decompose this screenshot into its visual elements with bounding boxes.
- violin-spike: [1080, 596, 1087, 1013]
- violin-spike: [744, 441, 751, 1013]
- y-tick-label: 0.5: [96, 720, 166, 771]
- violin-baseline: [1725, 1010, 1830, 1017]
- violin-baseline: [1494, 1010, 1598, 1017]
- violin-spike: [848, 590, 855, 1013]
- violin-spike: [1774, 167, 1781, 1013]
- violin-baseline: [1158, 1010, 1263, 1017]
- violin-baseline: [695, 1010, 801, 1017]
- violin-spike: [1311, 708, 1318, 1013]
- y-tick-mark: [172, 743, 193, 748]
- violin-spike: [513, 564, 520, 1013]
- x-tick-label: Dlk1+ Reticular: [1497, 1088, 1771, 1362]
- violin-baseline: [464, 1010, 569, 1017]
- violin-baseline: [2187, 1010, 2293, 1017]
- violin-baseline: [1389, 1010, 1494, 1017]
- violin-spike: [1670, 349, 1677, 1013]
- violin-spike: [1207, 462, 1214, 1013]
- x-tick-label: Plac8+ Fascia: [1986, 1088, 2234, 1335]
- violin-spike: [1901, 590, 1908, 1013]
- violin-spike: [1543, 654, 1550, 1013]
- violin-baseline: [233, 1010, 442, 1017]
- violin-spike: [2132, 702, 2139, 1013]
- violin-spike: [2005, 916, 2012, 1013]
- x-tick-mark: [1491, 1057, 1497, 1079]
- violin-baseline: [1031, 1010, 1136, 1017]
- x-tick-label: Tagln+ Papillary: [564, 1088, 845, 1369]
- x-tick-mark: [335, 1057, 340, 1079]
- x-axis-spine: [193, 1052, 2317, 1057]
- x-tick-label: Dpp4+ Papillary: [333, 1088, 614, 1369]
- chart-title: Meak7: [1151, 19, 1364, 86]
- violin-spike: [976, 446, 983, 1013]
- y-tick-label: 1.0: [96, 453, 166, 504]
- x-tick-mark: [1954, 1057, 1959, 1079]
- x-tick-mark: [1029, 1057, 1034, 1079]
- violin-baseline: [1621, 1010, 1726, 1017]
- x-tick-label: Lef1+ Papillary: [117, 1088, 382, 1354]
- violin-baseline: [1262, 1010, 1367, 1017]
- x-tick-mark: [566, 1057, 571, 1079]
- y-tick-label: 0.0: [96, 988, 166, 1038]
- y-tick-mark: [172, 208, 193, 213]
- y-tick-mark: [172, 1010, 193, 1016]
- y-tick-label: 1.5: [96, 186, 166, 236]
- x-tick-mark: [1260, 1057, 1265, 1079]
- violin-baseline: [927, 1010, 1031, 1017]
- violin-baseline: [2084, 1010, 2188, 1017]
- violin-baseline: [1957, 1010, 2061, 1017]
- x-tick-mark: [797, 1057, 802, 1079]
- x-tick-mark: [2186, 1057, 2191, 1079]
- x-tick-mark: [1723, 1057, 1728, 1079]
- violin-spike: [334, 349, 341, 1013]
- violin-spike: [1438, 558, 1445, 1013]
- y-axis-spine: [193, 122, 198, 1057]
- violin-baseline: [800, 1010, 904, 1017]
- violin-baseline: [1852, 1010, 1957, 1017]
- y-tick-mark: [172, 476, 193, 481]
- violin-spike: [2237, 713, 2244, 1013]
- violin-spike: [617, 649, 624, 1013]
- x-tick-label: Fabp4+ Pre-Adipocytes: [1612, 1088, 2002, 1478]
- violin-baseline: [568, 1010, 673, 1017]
#####
**Challenge**
Rewrite the rows above, replacing each "violin-spike" with "violin-peak" and keeping everything else the same.

**Full answer**
decompose this screenshot into its visual elements with bounding boxes.
- violin-peak: [1080, 596, 1087, 1013]
- violin-peak: [744, 441, 751, 1013]
- y-tick-label: 0.5: [96, 720, 166, 771]
- violin-baseline: [1725, 1010, 1830, 1017]
- violin-baseline: [1494, 1010, 1598, 1017]
- violin-peak: [848, 590, 855, 1013]
- violin-peak: [1774, 167, 1781, 1013]
- violin-baseline: [1158, 1010, 1263, 1017]
- violin-baseline: [695, 1010, 801, 1017]
- violin-peak: [1311, 708, 1318, 1013]
- y-tick-mark: [172, 743, 193, 748]
- violin-peak: [513, 564, 520, 1013]
- x-tick-label: Dlk1+ Reticular: [1497, 1088, 1771, 1362]
- violin-baseline: [464, 1010, 569, 1017]
- violin-baseline: [2187, 1010, 2293, 1017]
- violin-baseline: [1389, 1010, 1494, 1017]
- violin-peak: [1670, 349, 1677, 1013]
- violin-peak: [1207, 462, 1214, 1013]
- x-tick-label: Plac8+ Fascia: [1986, 1088, 2234, 1335]
- violin-peak: [1901, 590, 1908, 1013]
- violin-peak: [1543, 654, 1550, 1013]
- violin-baseline: [233, 1010, 442, 1017]
- violin-peak: [2132, 702, 2139, 1013]
- violin-peak: [2005, 916, 2012, 1013]
- x-tick-mark: [1491, 1057, 1497, 1079]
- violin-baseline: [1031, 1010, 1136, 1017]
- x-tick-label: Tagln+ Papillary: [564, 1088, 845, 1369]
- x-tick-mark: [335, 1057, 340, 1079]
- x-axis-spine: [193, 1052, 2317, 1057]
- x-tick-label: Dpp4+ Papillary: [333, 1088, 614, 1369]
- chart-title: Meak7: [1151, 19, 1364, 86]
- violin-peak: [976, 446, 983, 1013]
- y-tick-label: 1.0: [96, 453, 166, 504]
- x-tick-mark: [1954, 1057, 1959, 1079]
- x-tick-mark: [1029, 1057, 1034, 1079]
- violin-baseline: [1621, 1010, 1726, 1017]
- x-tick-label: Lef1+ Papillary: [117, 1088, 382, 1354]
- violin-baseline: [1262, 1010, 1367, 1017]
- x-tick-mark: [566, 1057, 571, 1079]
- y-tick-label: 0.0: [96, 988, 166, 1038]
- y-tick-mark: [172, 208, 193, 213]
- y-tick-mark: [172, 1010, 193, 1016]
- y-tick-label: 1.5: [96, 186, 166, 236]
- x-tick-mark: [1260, 1057, 1265, 1079]
- violin-baseline: [927, 1010, 1031, 1017]
- violin-baseline: [2084, 1010, 2188, 1017]
- violin-baseline: [1957, 1010, 2061, 1017]
- x-tick-mark: [797, 1057, 802, 1079]
- x-tick-mark: [2186, 1057, 2191, 1079]
- x-tick-mark: [1723, 1057, 1728, 1079]
- violin-peak: [334, 349, 341, 1013]
- violin-peak: [1438, 558, 1445, 1013]
- y-axis-spine: [193, 122, 198, 1057]
- violin-baseline: [800, 1010, 904, 1017]
- violin-baseline: [1852, 1010, 1957, 1017]
- y-tick-mark: [172, 476, 193, 481]
- violin-peak: [2237, 713, 2244, 1013]
- violin-peak: [617, 649, 624, 1013]
- x-tick-label: Fabp4+ Pre-Adipocytes: [1612, 1088, 2002, 1478]
- violin-baseline: [568, 1010, 673, 1017]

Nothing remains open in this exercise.